/---
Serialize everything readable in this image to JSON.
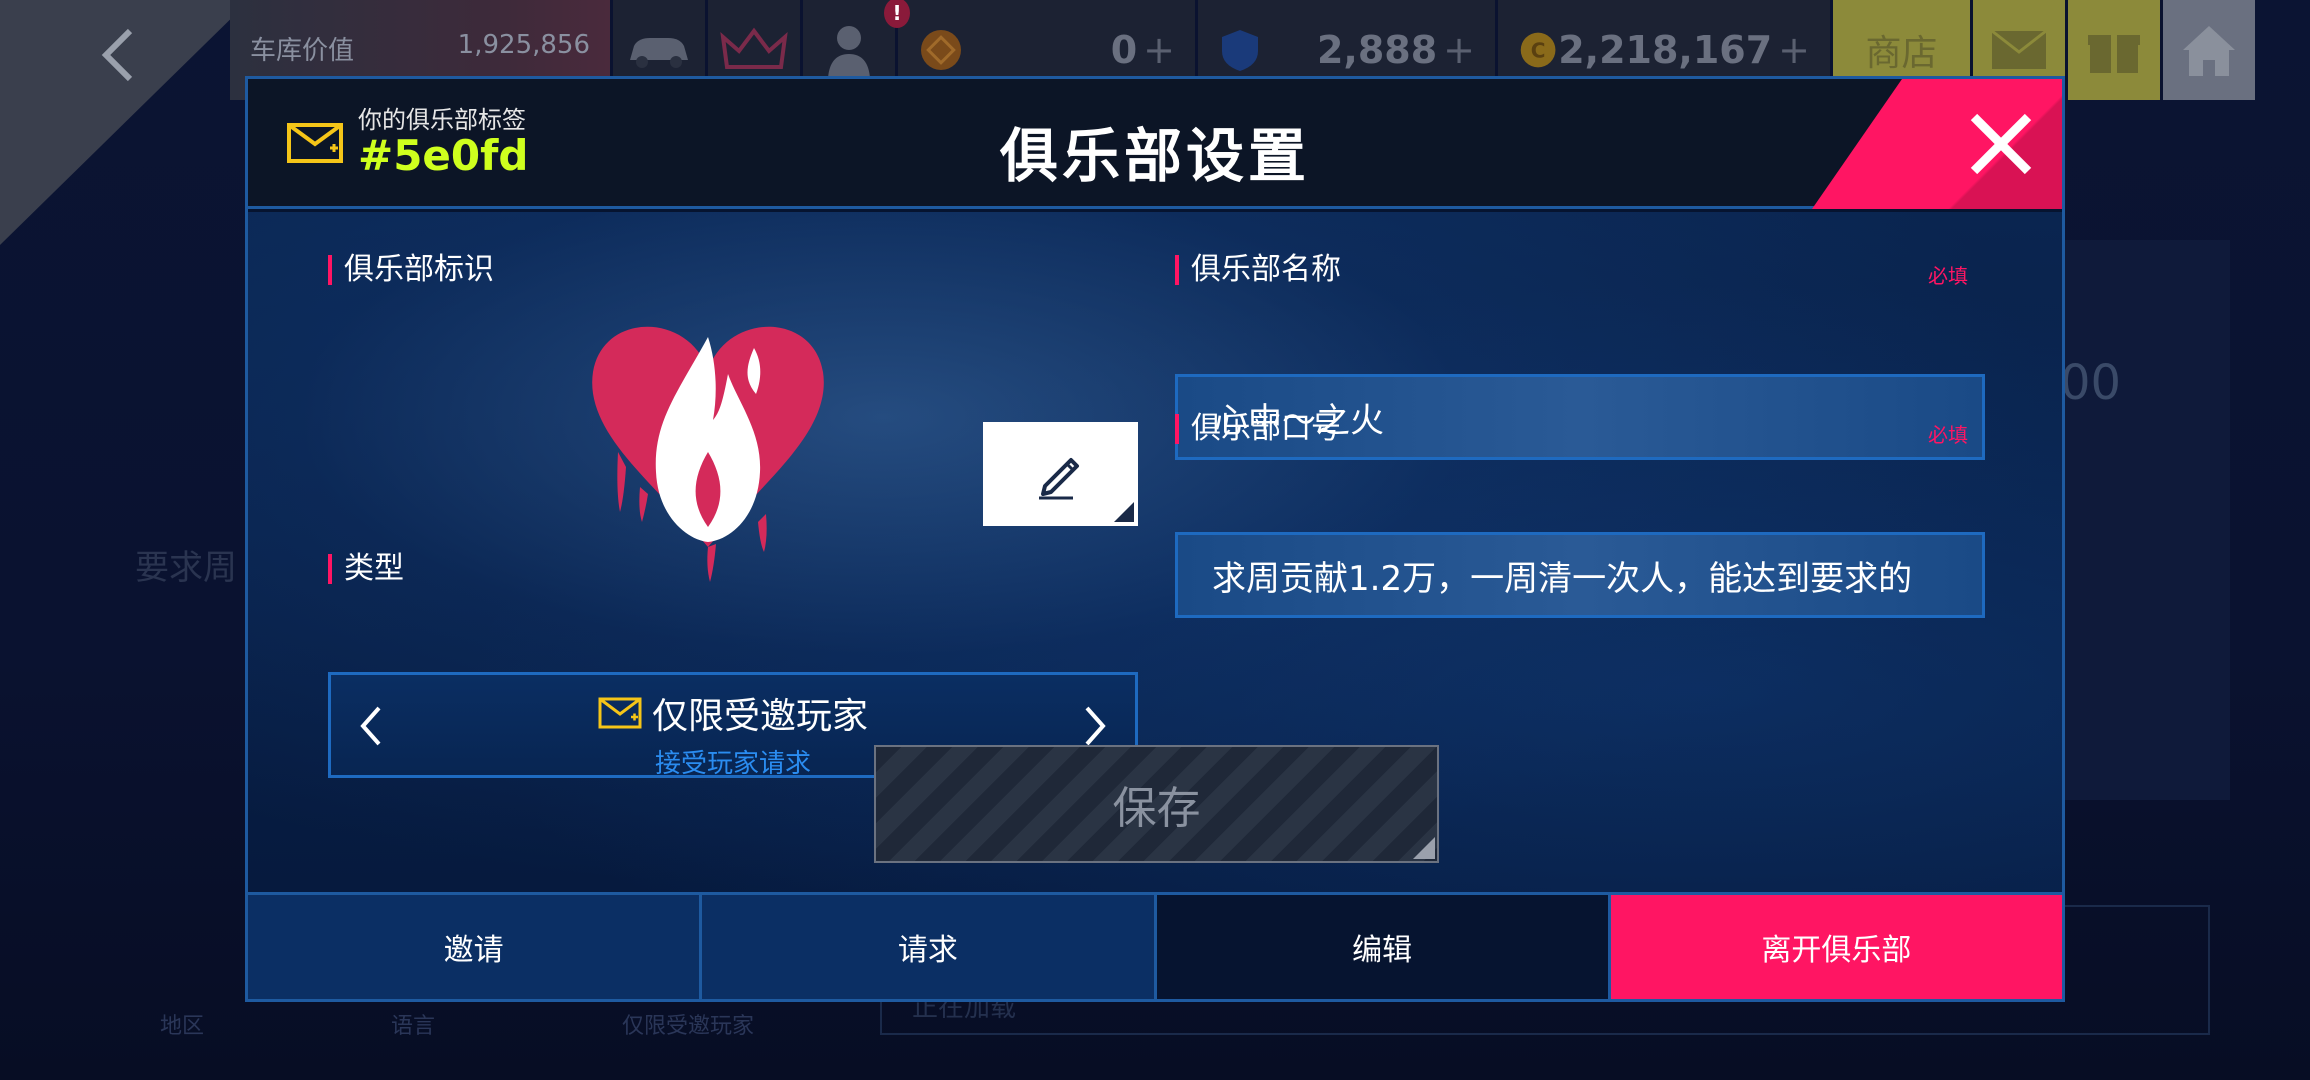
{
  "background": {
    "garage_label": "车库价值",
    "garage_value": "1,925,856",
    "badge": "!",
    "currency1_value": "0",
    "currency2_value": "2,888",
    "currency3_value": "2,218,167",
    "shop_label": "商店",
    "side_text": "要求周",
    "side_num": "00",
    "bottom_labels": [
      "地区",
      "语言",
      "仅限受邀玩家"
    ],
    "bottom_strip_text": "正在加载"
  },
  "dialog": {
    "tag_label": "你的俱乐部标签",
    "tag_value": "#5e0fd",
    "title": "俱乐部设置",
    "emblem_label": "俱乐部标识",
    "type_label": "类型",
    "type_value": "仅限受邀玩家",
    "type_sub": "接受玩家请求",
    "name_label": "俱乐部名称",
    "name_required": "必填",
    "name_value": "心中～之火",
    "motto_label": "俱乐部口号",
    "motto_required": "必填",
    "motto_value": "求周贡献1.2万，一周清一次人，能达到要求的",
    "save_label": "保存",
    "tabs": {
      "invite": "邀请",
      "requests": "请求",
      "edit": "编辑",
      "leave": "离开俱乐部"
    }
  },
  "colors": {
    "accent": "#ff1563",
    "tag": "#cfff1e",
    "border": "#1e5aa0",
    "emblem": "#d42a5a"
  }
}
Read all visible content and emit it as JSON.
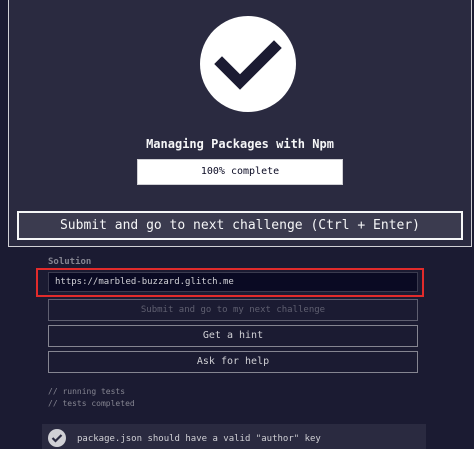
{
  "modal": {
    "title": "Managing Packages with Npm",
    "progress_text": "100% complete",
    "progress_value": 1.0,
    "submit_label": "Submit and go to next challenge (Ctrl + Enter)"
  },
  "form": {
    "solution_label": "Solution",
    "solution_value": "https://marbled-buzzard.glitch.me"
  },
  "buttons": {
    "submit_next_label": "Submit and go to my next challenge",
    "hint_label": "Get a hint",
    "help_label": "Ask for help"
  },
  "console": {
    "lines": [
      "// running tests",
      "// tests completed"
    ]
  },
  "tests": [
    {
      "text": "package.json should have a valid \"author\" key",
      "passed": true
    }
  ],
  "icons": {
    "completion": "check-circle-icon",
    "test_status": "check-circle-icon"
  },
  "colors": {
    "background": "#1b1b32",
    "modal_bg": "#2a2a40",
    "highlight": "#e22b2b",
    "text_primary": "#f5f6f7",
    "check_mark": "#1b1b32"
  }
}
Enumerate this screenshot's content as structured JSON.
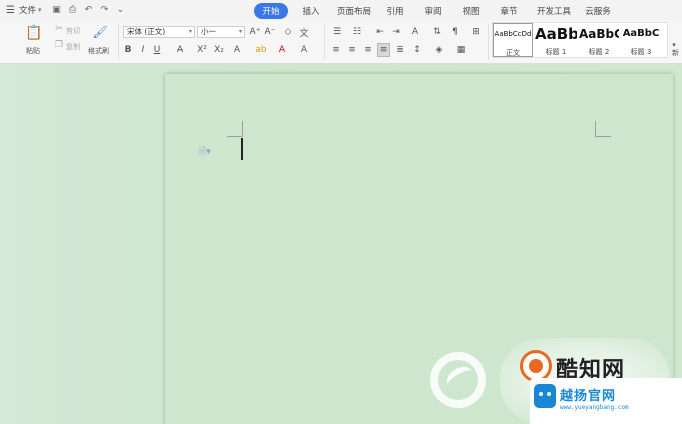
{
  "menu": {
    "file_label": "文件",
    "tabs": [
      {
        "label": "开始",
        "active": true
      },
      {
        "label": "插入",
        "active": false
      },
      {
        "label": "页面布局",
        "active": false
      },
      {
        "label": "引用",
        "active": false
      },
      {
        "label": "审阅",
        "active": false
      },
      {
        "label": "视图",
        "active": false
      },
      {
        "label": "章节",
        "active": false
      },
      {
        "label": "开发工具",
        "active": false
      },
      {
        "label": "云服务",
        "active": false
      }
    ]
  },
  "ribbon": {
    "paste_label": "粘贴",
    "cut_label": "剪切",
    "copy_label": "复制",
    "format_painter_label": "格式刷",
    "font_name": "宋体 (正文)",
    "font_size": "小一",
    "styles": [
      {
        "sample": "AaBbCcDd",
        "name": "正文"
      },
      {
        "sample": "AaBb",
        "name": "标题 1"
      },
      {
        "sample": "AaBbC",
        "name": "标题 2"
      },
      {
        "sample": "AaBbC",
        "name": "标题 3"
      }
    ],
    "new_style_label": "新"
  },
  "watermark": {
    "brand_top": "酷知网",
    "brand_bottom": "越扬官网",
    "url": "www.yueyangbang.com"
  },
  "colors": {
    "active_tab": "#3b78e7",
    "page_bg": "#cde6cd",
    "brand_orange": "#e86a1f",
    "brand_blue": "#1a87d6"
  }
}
\---
### Task prompt
Quote every record above exactly, leaving out any pictures.

### Finished exercise
Serialize everything readable in this image to JSON.
{
  "background": {
    "garage_label": "车库价值",
    "garage_value": "1,925,856",
    "badge": "!",
    "currency1_value": "0",
    "currency2_value": "2,888",
    "currency3_value": "2,218,167",
    "shop_label": "商店",
    "side_text": "要求周",
    "side_num": "00",
    "bottom_labels": [
      "地区",
      "语言",
      "仅限受邀玩家"
    ],
    "bottom_strip_text": "正在加载"
  },
  "dialog": {
    "tag_label": "你的俱乐部标签",
    "tag_value": "#5e0fd",
    "title": "俱乐部设置",
    "emblem_label": "俱乐部标识",
    "type_label": "类型",
    "type_value": "仅限受邀玩家",
    "type_sub": "接受玩家请求",
    "name_label": "俱乐部名称",
    "name_required": "必填",
    "name_value": "心中～之火",
    "motto_label": "俱乐部口号",
    "motto_required": "必填",
    "motto_value": "求周贡献1.2万，一周清一次人，能达到要求的",
    "save_label": "保存",
    "tabs": {
      "invite": "邀请",
      "requests": "请求",
      "edit": "编辑",
      "leave": "离开俱乐部"
    }
  },
  "colors": {
    "accent": "#ff1563",
    "tag": "#cfff1e",
    "border": "#1e5aa0",
    "emblem": "#d42a5a"
  }
}
Read all visible content and emit it as JSON.
{
  "modal": {
    "title": "Managing Packages with Npm",
    "progress_text": "100% complete",
    "progress_value": 1.0,
    "submit_label": "Submit and go to next challenge (Ctrl + Enter)"
  },
  "form": {
    "solution_label": "Solution",
    "solution_value": "https://marbled-buzzard.glitch.me"
  },
  "buttons": {
    "submit_next_label": "Submit and go to my next challenge",
    "hint_label": "Get a hint",
    "help_label": "Ask for help"
  },
  "console": {
    "lines": [
      "// running tests",
      "// tests completed"
    ]
  },
  "tests": [
    {
      "text": "package.json should have a valid \"author\" key",
      "passed": true
    }
  ],
  "icons": {
    "completion": "check-circle-icon",
    "test_status": "check-circle-icon"
  },
  "colors": {
    "background": "#1b1b32",
    "modal_bg": "#2a2a40",
    "highlight": "#e22b2b",
    "text_primary": "#f5f6f7",
    "check_mark": "#1b1b32"
  }
}
Enumerate this screenshot's content as structured JSON.
{
  "menu": {
    "file_label": "文件",
    "tabs": [
      {
        "label": "开始",
        "active": true
      },
      {
        "label": "插入",
        "active": false
      },
      {
        "label": "页面布局",
        "active": false
      },
      {
        "label": "引用",
        "active": false
      },
      {
        "label": "审阅",
        "active": false
      },
      {
        "label": "视图",
        "active": false
      },
      {
        "label": "章节",
        "active": false
      },
      {
        "label": "开发工具",
        "active": false
      },
      {
        "label": "云服务",
        "active": false
      }
    ]
  },
  "ribbon": {
    "paste_label": "粘贴",
    "cut_label": "剪切",
    "copy_label": "复制",
    "format_painter_label": "格式刷",
    "font_name": "宋体 (正文)",
    "font_size": "小一",
    "styles": [
      {
        "sample": "AaBbCcDd",
        "name": "正文"
      },
      {
        "sample": "AaBb",
        "name": "标题 1"
      },
      {
        "sample": "AaBbC",
        "name": "标题 2"
      },
      {
        "sample": "AaBbC",
        "name": "标题 3"
      }
    ],
    "new_style_label": "新"
  },
  "watermark": {
    "brand_top": "酷知网",
    "brand_bottom": "越扬官网",
    "url": "www.yueyangbang.com"
  },
  "colors": {
    "active_tab": "#3b78e7",
    "page_bg": "#cde6cd",
    "brand_orange": "#e86a1f",
    "brand_blue": "#1a87d6"
  }
}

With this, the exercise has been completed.